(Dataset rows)
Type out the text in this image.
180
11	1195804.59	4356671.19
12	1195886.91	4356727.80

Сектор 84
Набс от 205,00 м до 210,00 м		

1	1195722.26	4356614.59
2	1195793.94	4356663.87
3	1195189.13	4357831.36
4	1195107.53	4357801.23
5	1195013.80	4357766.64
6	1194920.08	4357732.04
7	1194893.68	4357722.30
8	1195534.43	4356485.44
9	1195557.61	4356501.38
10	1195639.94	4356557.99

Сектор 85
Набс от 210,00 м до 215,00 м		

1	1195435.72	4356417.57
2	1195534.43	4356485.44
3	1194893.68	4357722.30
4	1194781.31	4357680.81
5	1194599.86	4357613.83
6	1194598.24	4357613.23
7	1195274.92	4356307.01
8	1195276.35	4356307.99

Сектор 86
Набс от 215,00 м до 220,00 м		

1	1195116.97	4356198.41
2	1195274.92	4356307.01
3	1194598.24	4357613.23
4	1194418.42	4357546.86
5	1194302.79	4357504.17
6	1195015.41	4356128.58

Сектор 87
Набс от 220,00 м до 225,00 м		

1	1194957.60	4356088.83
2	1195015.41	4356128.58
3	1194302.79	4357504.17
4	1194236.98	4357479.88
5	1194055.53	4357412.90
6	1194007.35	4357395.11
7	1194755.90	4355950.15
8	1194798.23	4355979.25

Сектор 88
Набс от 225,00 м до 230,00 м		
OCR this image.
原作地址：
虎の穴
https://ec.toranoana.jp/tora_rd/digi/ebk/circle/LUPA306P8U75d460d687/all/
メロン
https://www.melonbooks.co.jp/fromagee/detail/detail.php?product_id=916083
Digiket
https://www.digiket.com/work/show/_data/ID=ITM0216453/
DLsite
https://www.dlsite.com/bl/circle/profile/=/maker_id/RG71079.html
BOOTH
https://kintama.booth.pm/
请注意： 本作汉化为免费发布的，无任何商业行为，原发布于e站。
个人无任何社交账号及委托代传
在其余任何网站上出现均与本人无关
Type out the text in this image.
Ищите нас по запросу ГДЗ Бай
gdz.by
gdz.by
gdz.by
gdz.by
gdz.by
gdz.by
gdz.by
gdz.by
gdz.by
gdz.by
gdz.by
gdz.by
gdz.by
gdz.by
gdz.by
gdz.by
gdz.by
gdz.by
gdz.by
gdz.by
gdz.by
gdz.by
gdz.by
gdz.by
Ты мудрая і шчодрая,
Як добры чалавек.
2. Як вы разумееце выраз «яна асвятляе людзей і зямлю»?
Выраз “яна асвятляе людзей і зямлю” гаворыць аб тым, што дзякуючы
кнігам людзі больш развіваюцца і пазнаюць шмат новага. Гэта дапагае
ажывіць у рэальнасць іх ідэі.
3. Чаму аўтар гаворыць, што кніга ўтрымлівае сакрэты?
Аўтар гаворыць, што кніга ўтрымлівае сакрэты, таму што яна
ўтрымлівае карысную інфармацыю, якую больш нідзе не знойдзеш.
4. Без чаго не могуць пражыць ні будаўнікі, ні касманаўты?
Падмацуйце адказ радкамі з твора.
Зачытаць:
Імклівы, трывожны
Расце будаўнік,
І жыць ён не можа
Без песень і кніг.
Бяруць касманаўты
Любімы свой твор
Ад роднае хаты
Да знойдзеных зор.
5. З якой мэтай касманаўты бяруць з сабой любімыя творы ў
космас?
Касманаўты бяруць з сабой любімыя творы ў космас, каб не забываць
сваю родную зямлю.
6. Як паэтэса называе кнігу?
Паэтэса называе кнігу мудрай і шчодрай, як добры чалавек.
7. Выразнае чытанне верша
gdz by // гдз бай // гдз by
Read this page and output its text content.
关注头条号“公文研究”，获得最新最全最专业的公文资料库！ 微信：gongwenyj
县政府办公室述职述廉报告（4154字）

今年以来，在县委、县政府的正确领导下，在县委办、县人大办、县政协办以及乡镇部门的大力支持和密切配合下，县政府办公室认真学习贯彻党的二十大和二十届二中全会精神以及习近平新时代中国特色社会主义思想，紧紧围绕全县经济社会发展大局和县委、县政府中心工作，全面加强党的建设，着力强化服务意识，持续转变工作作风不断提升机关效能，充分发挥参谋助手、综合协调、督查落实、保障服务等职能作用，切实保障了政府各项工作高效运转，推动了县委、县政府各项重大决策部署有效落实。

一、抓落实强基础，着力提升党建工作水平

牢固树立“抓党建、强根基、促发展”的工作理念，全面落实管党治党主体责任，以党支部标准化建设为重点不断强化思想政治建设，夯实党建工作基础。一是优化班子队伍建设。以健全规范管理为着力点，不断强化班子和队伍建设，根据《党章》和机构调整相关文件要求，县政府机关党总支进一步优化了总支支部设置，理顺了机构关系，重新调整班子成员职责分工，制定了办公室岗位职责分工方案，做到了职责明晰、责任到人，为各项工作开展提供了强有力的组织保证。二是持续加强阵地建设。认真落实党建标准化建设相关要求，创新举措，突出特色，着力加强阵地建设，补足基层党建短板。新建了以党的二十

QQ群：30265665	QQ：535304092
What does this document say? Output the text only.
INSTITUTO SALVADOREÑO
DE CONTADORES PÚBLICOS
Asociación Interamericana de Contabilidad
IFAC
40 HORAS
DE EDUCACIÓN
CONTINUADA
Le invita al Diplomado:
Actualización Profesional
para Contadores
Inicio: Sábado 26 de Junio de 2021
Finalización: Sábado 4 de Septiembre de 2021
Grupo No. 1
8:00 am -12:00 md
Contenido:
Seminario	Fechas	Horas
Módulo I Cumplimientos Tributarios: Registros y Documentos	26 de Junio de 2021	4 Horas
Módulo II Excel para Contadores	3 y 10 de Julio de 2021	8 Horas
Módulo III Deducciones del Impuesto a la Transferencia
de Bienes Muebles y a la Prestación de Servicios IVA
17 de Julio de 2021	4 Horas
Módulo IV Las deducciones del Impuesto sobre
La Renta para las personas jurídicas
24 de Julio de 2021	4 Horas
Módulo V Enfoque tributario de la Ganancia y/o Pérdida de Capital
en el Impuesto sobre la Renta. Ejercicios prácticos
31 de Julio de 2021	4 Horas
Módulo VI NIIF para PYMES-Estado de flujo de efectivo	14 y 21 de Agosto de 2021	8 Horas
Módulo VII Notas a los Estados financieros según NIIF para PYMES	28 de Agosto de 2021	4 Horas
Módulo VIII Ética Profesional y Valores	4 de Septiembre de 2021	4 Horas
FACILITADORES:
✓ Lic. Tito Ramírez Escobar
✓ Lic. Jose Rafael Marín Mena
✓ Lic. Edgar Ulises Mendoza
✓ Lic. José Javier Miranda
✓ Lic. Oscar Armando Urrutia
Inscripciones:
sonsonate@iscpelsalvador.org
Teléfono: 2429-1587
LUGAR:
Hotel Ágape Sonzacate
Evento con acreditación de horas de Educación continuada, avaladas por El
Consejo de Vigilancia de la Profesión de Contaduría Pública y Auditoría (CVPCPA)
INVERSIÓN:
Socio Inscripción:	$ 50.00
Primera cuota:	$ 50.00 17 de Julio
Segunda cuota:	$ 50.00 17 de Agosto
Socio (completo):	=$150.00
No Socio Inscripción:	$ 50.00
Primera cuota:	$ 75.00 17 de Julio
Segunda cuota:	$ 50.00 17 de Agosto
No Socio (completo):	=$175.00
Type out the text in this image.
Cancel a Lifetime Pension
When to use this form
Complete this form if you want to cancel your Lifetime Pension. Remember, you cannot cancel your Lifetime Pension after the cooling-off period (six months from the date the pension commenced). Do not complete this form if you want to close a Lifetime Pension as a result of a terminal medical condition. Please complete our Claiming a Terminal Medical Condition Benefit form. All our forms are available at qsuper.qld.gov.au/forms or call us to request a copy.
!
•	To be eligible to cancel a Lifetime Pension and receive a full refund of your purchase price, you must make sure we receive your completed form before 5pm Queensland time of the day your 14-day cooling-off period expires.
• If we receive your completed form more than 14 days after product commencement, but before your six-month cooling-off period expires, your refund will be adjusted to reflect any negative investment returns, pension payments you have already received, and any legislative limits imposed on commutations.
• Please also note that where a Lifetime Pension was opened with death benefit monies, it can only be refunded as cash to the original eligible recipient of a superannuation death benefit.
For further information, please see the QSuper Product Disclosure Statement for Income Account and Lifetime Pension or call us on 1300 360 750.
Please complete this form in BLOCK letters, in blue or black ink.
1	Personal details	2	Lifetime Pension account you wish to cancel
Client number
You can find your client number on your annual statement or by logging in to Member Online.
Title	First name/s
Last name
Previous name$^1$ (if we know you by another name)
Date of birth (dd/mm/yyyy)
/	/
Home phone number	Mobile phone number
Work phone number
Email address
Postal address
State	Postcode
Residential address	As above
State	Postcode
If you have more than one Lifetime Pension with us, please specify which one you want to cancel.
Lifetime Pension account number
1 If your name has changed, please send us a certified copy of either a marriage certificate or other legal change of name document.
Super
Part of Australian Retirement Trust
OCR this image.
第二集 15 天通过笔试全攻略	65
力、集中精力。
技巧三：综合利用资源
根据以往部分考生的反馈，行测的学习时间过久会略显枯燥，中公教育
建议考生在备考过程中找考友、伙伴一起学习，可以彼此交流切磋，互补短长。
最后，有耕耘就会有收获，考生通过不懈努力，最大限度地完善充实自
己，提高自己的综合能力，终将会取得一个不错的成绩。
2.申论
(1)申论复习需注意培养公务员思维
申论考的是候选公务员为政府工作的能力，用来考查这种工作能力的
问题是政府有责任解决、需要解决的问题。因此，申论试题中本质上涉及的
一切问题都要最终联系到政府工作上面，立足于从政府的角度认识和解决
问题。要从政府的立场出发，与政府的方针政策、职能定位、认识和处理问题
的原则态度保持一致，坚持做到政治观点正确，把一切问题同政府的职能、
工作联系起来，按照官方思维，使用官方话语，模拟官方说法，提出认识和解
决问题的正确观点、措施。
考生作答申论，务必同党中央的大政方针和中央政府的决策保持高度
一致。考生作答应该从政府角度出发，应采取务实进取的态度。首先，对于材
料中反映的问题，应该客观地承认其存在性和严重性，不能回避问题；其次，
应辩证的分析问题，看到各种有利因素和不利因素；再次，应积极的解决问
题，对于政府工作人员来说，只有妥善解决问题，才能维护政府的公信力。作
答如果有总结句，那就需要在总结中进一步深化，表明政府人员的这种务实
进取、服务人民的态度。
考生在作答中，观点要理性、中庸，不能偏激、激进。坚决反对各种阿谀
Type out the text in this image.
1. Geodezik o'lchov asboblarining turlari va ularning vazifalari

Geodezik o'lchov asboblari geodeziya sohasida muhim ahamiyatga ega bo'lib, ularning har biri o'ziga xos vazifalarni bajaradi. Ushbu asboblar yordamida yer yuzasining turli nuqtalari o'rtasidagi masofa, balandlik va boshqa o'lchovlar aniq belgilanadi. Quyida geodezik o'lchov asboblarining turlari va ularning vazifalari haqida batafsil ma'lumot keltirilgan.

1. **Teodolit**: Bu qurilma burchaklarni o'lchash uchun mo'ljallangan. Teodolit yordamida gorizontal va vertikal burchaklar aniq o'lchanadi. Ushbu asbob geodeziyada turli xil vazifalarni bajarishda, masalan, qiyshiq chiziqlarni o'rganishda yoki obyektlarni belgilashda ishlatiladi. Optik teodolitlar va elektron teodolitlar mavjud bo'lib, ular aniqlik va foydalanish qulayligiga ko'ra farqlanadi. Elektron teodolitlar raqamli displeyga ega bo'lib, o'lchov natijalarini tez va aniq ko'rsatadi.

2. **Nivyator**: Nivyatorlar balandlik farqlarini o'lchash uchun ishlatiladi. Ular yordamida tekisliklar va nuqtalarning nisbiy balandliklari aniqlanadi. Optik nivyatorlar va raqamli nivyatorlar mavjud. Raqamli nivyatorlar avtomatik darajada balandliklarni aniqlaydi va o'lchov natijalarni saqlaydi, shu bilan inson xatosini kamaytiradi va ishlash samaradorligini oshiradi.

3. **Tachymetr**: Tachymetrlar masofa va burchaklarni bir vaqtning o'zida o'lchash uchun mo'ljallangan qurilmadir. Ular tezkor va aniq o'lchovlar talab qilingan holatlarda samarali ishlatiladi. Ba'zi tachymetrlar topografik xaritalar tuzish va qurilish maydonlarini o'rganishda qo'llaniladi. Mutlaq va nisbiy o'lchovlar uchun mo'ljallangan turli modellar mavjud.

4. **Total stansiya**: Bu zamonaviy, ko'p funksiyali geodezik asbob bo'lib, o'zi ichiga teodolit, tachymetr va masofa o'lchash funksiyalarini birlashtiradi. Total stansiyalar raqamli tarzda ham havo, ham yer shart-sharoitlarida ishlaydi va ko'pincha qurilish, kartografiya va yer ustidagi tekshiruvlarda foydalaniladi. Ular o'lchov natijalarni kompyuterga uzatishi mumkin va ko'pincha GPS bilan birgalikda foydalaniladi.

**To do:** Using the material above, report each line where "сабой" occurs.

**Full response:**
5. З якой мэтай касманаўты бяруць з сабой любімыя творы ў
Касманаўты бяруць з сабой любімыя творы ў космас, каб не забываць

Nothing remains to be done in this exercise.